### YOUR GOAL
Filter the entries below, keeping only lines with the word "Support".
>> START AVAILABLE DATA
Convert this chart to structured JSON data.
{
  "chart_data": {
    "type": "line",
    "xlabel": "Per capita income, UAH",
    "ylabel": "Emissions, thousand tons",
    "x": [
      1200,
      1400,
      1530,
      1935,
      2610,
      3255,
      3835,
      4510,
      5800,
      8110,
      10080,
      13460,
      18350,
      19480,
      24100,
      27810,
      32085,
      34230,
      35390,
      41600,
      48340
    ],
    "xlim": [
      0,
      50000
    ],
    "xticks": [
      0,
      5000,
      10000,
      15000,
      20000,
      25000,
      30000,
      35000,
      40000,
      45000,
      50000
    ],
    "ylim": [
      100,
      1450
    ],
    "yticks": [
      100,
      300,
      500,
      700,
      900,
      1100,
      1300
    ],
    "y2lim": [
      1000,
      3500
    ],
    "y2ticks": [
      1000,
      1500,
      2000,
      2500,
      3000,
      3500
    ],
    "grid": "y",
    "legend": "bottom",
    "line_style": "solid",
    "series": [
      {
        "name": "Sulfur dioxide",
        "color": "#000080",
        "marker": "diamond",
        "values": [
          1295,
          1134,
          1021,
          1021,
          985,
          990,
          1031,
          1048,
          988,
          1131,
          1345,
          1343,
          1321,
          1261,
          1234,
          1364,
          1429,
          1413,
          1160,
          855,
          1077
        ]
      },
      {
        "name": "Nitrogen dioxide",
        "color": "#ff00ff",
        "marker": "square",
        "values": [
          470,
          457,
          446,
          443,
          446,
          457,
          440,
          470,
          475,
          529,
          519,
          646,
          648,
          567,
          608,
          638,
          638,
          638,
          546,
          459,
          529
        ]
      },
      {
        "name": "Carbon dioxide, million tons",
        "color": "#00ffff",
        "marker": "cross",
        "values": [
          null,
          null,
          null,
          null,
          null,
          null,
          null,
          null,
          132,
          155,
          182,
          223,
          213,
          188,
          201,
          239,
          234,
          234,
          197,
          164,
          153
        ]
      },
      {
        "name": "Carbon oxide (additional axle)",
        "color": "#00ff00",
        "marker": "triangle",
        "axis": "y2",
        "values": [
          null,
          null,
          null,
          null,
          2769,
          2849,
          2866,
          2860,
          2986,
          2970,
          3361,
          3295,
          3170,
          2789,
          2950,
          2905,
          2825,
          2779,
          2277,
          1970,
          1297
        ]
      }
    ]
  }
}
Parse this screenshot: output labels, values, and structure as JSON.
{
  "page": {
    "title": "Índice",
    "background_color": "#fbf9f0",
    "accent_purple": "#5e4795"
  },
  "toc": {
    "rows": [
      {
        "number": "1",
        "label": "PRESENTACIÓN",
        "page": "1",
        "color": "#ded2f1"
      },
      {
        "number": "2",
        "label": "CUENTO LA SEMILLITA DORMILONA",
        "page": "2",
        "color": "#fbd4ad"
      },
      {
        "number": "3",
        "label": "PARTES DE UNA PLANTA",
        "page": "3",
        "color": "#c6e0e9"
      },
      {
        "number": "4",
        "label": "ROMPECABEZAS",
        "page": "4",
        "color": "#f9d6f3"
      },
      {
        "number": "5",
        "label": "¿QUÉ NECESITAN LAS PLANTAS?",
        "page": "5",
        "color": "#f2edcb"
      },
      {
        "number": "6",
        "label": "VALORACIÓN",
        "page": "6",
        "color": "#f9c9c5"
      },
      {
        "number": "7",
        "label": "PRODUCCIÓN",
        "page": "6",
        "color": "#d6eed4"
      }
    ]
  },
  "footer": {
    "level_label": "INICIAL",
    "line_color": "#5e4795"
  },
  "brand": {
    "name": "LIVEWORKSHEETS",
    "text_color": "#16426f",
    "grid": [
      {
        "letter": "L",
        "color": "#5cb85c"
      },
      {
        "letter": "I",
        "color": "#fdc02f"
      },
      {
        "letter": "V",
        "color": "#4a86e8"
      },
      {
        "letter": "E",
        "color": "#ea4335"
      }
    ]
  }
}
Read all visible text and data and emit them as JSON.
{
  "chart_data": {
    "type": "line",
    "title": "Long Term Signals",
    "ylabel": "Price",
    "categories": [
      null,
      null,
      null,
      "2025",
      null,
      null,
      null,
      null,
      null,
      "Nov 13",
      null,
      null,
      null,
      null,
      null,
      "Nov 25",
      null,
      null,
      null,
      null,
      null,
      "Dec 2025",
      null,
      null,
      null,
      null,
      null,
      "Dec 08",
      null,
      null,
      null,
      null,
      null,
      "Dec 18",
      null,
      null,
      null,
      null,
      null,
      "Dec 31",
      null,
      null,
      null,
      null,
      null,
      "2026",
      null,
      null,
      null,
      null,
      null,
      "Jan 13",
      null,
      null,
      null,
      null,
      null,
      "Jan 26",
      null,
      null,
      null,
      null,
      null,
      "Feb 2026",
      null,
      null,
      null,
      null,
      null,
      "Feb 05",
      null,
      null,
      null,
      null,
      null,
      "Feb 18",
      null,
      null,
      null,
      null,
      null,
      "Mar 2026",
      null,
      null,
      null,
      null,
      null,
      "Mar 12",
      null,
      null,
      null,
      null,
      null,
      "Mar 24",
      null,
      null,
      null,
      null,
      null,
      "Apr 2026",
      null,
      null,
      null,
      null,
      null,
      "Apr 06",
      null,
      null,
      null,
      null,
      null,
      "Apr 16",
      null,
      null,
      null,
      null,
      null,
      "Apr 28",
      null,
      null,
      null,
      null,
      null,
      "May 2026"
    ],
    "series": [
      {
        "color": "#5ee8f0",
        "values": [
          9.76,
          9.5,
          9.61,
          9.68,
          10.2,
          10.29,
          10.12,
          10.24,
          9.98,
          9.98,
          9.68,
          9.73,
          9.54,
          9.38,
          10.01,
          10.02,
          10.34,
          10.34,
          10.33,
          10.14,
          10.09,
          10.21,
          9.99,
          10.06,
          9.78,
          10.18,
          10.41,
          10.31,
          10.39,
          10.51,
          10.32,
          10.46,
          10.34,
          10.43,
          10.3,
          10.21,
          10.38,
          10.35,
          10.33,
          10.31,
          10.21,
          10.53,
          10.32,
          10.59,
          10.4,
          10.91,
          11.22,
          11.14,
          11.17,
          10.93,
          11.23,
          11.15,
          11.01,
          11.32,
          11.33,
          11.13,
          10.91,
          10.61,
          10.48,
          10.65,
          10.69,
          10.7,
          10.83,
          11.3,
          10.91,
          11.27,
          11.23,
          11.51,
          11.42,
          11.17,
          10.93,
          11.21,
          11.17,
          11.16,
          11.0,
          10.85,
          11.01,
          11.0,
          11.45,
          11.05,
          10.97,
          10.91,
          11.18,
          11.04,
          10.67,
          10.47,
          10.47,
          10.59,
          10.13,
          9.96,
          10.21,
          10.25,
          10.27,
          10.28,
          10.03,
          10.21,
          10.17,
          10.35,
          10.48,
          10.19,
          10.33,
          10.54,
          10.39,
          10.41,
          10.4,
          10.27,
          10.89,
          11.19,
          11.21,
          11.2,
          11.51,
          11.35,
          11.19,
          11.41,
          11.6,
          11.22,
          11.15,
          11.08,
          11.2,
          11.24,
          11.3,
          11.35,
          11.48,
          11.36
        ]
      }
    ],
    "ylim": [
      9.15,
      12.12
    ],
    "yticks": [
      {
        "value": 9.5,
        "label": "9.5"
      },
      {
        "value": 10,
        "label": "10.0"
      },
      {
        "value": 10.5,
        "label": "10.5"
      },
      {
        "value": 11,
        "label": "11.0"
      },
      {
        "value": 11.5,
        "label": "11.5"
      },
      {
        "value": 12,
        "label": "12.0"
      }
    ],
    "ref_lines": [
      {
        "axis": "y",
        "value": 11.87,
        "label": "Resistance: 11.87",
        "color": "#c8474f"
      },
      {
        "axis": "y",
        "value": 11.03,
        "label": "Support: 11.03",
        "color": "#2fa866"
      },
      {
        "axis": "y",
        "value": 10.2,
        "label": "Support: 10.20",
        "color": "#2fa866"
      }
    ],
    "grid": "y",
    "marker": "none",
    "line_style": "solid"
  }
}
>> END AVAILABLE DATA
### FINAL ANSWER
        "label": "Support: 11.03",
        "label": "Support: 10.20",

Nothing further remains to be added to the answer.